■ EXERCISE INSTRUCTIONS: State the number of lines where "count" appears. Add nothing else.

■ DATA EXCERPTS:
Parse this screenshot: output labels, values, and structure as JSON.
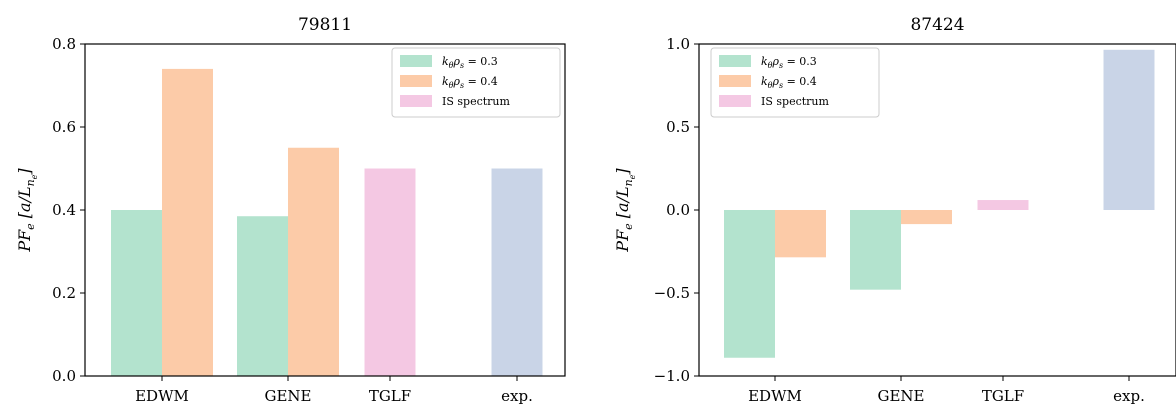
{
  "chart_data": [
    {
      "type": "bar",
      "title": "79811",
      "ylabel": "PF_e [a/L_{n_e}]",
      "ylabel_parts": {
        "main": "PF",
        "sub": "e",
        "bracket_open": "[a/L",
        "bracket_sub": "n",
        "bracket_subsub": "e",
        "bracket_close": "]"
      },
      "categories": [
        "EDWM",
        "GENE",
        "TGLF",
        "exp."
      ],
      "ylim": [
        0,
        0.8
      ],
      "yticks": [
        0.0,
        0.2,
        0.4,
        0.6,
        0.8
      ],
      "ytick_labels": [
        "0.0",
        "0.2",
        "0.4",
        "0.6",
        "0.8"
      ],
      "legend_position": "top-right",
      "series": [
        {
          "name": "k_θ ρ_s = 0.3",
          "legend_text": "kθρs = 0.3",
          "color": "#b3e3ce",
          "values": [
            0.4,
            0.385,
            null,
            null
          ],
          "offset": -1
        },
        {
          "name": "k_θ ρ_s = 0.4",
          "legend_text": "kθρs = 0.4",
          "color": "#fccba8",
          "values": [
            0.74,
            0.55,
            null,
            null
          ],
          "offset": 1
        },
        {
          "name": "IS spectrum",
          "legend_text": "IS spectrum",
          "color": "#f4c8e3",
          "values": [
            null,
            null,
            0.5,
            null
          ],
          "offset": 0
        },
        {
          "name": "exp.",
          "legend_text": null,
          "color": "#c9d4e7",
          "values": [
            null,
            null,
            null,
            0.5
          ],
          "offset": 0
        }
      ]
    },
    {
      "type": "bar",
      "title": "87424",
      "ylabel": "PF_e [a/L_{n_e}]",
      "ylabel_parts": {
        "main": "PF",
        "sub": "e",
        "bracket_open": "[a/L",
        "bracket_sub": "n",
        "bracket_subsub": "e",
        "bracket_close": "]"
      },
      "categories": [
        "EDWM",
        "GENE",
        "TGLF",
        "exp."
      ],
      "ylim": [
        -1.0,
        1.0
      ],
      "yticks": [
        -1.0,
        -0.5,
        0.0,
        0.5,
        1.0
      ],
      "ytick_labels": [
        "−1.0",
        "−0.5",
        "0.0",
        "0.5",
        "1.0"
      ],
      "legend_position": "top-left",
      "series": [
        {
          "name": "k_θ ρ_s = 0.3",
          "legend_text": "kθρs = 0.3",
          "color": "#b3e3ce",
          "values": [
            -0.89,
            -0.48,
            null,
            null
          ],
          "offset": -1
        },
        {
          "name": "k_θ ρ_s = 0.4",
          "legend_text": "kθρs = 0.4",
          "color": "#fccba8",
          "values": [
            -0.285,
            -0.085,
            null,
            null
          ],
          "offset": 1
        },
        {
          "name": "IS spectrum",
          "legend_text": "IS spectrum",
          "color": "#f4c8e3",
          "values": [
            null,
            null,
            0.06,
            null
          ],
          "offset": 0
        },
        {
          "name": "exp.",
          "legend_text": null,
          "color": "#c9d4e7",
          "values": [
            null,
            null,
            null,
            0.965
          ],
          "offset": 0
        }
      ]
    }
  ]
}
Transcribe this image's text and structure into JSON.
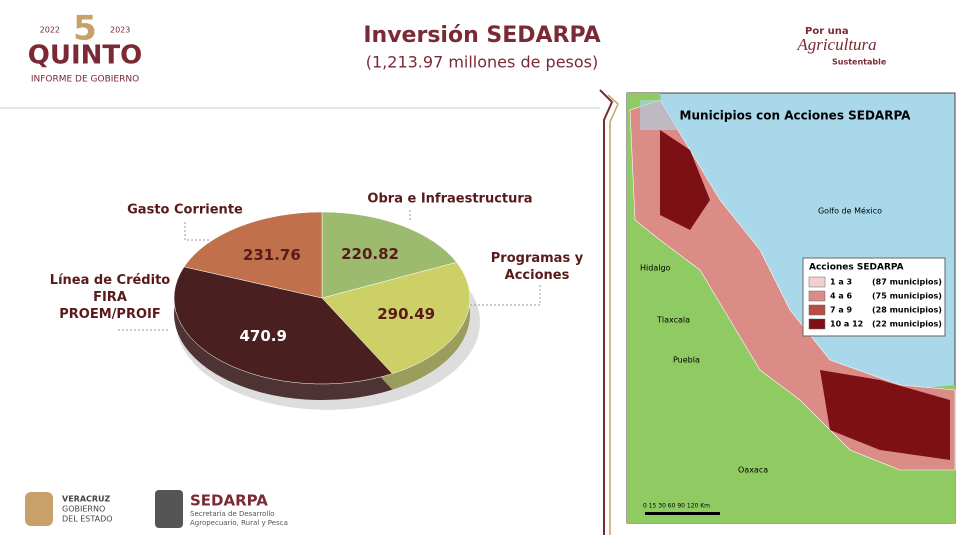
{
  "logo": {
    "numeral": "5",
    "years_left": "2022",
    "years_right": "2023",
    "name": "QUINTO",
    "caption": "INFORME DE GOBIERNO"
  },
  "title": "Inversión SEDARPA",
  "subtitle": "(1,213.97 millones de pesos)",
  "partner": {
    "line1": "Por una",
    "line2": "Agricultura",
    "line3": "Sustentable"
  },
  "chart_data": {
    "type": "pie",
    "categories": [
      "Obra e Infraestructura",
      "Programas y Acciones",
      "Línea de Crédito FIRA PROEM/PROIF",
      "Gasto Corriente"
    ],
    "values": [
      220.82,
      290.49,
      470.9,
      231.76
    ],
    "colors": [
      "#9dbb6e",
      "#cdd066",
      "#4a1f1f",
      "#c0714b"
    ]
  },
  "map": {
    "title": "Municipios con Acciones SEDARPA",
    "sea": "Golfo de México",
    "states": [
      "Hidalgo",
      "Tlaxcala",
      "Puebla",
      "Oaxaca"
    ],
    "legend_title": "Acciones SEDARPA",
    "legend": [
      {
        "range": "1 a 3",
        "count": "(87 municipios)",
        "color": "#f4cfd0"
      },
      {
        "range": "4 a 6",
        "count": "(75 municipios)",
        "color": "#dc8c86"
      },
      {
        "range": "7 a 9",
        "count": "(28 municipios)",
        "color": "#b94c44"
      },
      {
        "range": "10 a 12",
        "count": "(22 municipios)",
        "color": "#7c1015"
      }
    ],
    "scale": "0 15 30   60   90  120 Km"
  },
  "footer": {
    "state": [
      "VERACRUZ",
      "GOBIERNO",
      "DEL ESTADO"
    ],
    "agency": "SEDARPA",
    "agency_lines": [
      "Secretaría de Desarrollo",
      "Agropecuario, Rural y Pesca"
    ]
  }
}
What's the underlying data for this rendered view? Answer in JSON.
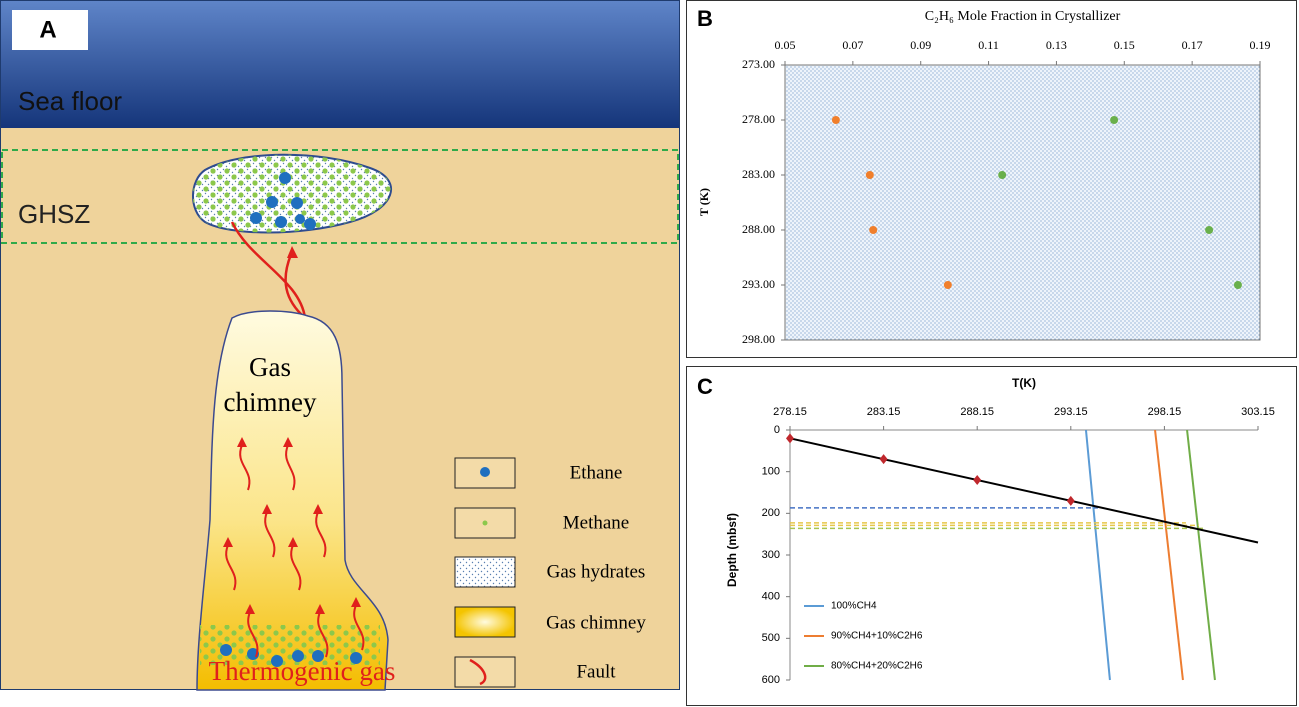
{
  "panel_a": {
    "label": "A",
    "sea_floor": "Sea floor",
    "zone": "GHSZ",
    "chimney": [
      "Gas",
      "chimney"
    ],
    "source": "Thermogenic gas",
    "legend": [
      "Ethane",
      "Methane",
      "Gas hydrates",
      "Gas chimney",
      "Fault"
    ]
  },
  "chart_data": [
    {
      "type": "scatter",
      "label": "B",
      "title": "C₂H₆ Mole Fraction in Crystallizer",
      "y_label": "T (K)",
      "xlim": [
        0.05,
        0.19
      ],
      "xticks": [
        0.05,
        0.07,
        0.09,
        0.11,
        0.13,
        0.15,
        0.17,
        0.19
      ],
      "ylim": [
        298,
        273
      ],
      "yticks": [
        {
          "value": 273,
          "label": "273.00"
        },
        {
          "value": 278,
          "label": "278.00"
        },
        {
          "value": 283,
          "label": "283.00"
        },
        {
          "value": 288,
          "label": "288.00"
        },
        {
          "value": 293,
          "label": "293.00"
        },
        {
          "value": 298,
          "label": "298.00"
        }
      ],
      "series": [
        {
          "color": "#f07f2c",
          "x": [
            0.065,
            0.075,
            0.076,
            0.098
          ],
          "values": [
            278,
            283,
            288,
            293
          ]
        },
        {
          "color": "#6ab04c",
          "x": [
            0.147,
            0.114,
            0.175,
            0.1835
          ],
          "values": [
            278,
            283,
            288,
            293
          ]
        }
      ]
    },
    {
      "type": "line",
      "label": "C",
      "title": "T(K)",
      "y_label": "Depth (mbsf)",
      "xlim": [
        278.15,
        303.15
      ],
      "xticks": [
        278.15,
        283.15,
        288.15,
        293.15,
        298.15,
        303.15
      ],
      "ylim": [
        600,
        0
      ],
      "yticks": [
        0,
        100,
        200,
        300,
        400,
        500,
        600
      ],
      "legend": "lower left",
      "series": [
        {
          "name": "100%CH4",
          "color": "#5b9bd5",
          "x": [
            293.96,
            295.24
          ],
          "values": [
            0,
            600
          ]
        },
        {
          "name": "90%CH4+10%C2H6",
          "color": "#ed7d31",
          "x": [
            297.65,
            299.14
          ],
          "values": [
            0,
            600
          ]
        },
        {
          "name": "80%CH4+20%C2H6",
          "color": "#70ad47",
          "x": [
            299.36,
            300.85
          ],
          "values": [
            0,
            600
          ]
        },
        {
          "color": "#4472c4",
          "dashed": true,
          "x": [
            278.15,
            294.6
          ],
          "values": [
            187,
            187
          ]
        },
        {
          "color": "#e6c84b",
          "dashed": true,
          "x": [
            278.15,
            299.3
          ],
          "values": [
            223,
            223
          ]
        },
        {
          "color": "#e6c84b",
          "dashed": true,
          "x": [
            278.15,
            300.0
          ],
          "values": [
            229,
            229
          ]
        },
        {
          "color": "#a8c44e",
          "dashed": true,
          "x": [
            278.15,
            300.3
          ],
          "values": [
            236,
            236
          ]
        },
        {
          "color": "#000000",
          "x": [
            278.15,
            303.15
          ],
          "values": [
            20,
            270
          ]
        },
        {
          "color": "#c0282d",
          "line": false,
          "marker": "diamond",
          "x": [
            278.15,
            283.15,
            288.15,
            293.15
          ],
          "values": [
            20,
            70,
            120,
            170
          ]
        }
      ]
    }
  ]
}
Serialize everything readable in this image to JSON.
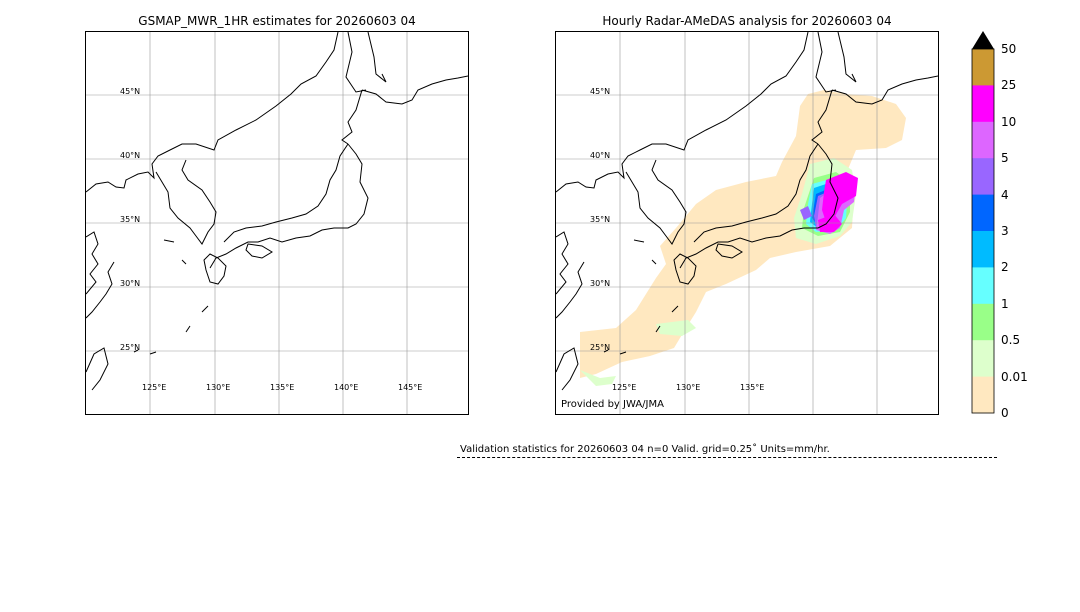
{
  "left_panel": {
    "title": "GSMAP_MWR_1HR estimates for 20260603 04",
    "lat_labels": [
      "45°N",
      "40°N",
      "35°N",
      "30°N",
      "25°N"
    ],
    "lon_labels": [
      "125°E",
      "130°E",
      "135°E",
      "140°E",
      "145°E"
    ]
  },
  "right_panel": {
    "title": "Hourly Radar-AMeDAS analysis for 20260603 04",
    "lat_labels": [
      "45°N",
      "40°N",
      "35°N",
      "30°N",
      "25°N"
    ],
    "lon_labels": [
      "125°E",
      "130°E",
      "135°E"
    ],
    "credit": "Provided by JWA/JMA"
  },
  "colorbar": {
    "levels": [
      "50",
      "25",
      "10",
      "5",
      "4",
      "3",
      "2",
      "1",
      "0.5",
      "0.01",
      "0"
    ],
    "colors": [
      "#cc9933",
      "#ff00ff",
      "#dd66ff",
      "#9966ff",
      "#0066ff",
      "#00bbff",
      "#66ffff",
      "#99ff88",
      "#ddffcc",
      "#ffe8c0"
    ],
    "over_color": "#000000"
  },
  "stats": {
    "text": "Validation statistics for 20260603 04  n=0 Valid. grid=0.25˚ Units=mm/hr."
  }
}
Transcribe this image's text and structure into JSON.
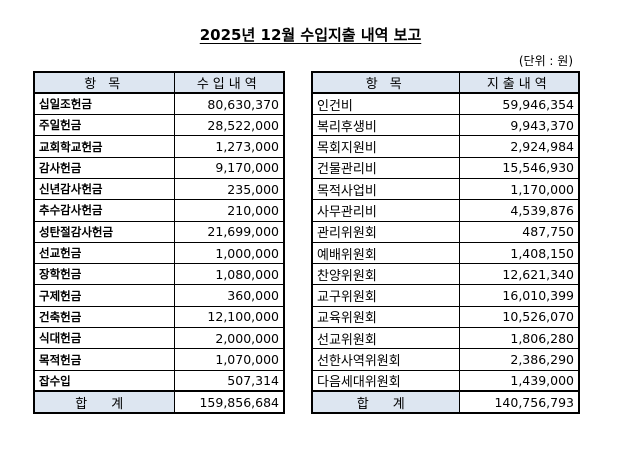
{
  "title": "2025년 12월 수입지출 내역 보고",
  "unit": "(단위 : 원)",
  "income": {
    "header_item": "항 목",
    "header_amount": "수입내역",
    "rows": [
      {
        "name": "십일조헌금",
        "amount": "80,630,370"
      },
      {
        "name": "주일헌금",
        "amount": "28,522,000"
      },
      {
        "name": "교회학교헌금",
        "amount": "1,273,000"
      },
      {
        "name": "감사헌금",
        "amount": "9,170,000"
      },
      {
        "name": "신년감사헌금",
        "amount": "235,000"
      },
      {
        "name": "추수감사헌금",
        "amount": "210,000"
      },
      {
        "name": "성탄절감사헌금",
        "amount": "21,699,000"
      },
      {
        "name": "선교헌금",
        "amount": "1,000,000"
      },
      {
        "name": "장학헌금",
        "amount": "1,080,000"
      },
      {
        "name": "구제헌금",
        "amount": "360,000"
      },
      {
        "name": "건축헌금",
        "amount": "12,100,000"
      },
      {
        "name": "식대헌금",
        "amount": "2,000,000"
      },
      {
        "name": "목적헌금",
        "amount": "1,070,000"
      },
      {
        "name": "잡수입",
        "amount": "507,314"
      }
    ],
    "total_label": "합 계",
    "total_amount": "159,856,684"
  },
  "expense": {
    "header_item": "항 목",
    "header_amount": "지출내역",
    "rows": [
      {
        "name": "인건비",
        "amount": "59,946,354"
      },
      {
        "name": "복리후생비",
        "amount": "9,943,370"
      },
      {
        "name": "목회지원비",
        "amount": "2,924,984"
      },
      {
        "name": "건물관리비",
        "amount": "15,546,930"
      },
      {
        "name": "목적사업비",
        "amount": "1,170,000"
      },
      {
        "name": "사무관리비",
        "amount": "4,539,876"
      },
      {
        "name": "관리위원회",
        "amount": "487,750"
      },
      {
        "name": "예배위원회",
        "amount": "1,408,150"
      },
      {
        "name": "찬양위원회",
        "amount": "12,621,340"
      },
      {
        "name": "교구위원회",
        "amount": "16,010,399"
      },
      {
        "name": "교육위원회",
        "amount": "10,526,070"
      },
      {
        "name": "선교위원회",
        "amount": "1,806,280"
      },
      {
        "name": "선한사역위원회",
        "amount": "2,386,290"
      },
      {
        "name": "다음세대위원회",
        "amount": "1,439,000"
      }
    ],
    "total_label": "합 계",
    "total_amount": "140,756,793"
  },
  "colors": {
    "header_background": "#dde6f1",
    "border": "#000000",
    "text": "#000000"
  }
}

■ COMPLETE RESPONSE: 4